Written request: Pull out every line with the word "structured" from the entries below.

* Start Stored data *

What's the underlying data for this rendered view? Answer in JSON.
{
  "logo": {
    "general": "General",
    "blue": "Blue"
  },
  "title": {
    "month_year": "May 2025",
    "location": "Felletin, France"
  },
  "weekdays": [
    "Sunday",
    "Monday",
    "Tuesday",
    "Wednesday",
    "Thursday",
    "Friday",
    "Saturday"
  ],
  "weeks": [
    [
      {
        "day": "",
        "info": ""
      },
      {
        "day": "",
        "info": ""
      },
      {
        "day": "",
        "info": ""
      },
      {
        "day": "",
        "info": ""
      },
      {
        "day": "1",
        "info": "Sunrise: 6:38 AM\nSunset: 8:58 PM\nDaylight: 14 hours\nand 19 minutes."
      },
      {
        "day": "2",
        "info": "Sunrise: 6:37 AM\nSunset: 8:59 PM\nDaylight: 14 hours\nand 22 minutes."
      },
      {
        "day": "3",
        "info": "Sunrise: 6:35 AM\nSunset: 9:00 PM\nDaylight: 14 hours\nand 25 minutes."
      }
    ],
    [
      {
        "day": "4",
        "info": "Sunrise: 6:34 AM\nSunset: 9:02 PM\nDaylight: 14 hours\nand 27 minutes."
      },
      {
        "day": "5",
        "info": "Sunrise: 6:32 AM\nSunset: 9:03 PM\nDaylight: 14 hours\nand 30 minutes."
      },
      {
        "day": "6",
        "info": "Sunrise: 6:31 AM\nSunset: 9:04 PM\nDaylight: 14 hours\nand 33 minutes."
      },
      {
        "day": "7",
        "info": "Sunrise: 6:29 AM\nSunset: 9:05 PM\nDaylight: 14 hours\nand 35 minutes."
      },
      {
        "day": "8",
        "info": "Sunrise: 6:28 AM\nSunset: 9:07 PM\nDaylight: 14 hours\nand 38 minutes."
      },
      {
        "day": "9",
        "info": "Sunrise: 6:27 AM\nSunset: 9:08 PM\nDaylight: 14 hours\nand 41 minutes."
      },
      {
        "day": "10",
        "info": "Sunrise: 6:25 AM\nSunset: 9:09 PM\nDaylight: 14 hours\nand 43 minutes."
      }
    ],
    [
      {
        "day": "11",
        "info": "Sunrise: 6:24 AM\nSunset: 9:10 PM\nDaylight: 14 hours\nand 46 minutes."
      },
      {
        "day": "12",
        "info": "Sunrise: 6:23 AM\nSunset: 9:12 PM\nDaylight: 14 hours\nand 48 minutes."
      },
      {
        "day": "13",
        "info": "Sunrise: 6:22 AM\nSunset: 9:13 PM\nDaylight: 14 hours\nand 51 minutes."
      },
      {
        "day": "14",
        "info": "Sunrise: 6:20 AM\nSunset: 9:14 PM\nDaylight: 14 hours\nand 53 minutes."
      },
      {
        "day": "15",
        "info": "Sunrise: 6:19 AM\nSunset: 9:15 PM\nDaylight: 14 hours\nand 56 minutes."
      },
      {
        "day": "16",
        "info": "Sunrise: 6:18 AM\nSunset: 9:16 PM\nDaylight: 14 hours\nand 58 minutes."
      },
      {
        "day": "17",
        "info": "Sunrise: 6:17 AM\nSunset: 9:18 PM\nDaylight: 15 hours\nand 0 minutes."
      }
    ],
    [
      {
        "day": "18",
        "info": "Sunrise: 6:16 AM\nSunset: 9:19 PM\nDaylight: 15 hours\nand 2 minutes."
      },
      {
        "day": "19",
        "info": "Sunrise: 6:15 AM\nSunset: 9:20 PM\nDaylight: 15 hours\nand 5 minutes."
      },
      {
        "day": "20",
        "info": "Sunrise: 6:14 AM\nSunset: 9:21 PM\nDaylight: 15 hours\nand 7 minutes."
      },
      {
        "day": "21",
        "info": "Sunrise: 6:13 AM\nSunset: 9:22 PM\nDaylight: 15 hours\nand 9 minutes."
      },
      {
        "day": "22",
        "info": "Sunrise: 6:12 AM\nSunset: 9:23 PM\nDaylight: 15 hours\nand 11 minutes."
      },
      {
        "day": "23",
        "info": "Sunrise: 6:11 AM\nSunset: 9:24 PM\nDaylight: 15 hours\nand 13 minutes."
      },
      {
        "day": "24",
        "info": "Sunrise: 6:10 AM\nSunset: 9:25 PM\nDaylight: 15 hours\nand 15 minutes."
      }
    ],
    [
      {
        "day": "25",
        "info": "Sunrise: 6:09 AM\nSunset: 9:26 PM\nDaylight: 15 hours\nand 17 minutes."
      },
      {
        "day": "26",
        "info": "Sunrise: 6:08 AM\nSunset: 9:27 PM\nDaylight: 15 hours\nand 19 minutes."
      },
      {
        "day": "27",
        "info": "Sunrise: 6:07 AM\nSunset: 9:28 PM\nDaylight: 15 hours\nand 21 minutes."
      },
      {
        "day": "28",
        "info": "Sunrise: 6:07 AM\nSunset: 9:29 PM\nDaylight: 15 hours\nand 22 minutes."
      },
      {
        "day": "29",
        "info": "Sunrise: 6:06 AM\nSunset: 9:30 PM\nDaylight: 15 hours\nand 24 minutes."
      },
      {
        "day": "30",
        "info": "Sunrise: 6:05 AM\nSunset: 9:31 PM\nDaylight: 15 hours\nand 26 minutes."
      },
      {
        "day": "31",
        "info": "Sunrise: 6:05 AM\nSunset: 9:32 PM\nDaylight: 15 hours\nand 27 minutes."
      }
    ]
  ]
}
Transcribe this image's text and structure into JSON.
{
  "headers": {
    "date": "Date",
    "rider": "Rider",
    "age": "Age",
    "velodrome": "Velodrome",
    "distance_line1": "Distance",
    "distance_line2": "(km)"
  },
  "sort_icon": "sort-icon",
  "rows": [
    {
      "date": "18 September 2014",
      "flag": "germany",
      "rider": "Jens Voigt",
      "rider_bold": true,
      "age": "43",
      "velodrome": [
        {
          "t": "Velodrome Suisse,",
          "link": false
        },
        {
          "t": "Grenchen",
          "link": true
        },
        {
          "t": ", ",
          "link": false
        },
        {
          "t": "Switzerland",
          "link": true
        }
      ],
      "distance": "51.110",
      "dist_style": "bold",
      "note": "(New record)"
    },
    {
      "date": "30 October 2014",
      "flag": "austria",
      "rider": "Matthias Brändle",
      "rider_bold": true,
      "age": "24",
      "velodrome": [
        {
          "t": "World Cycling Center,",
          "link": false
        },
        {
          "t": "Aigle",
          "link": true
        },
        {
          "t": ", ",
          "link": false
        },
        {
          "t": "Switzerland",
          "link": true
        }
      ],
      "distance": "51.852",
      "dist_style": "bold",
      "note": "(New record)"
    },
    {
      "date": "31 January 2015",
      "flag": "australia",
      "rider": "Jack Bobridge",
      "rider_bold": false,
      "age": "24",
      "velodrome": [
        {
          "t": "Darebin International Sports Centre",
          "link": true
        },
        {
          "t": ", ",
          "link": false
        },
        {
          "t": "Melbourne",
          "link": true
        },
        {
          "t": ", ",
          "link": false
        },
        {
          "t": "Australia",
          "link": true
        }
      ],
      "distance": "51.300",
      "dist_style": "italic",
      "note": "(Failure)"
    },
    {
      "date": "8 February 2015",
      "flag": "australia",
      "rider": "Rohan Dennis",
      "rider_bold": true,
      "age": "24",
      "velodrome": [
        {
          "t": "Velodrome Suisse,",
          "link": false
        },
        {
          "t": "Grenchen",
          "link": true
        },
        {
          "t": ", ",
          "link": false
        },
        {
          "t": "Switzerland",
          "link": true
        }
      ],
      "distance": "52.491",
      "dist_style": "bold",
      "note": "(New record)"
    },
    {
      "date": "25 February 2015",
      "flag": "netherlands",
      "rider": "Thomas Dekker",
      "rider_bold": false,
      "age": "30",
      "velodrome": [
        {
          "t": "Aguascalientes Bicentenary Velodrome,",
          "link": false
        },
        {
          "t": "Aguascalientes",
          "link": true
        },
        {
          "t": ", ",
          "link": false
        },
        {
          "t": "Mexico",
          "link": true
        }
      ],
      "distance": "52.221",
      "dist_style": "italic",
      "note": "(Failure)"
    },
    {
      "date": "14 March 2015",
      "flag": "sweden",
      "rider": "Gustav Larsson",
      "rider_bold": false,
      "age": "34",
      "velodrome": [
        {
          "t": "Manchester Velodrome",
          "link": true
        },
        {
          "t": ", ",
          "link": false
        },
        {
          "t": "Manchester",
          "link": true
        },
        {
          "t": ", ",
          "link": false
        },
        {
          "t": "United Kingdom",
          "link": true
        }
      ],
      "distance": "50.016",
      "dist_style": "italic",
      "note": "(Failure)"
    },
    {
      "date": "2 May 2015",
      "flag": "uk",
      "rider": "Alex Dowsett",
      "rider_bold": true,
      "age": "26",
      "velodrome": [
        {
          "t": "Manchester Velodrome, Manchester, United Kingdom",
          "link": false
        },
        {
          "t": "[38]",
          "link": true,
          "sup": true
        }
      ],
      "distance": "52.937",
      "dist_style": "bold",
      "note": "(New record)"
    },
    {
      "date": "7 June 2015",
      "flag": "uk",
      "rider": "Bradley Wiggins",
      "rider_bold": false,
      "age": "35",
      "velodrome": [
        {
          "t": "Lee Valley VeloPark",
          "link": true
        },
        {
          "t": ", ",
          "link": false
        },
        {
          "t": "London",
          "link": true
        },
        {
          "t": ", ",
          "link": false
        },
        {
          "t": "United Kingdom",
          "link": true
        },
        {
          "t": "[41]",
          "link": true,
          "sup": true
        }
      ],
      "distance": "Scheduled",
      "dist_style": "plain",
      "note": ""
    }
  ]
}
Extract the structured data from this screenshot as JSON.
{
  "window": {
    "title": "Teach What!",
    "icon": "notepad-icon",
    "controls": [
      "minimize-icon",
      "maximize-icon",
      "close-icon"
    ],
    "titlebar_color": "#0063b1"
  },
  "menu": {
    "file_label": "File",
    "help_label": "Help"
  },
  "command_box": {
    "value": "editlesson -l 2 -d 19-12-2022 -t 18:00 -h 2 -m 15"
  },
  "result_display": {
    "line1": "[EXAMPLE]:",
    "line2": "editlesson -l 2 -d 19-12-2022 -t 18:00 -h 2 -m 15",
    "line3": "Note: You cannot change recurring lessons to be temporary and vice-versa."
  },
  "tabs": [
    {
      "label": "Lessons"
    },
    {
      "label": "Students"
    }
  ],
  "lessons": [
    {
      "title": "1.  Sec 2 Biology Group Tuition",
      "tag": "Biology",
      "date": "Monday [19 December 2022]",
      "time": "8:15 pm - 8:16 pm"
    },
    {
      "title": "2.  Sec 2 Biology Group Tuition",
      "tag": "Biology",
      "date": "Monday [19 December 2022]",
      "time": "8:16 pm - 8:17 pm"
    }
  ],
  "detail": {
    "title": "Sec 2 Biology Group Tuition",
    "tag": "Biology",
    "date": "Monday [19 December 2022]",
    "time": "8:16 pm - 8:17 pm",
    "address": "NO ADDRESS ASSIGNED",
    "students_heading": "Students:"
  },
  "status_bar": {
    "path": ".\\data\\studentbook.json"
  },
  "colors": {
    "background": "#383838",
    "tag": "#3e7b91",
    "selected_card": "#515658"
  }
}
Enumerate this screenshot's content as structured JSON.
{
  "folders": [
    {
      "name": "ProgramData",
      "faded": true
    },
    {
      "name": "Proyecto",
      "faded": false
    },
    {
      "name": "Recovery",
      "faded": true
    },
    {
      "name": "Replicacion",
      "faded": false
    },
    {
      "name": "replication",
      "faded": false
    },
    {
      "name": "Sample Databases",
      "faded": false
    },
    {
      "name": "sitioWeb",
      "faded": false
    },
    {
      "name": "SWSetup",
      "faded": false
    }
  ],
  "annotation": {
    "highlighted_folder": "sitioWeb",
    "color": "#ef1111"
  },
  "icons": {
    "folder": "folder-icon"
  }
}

* End Stored data *

Result:
Extract the structured data from this screenshot as JSON.
Enumerate this screenshot's content as structured JSON.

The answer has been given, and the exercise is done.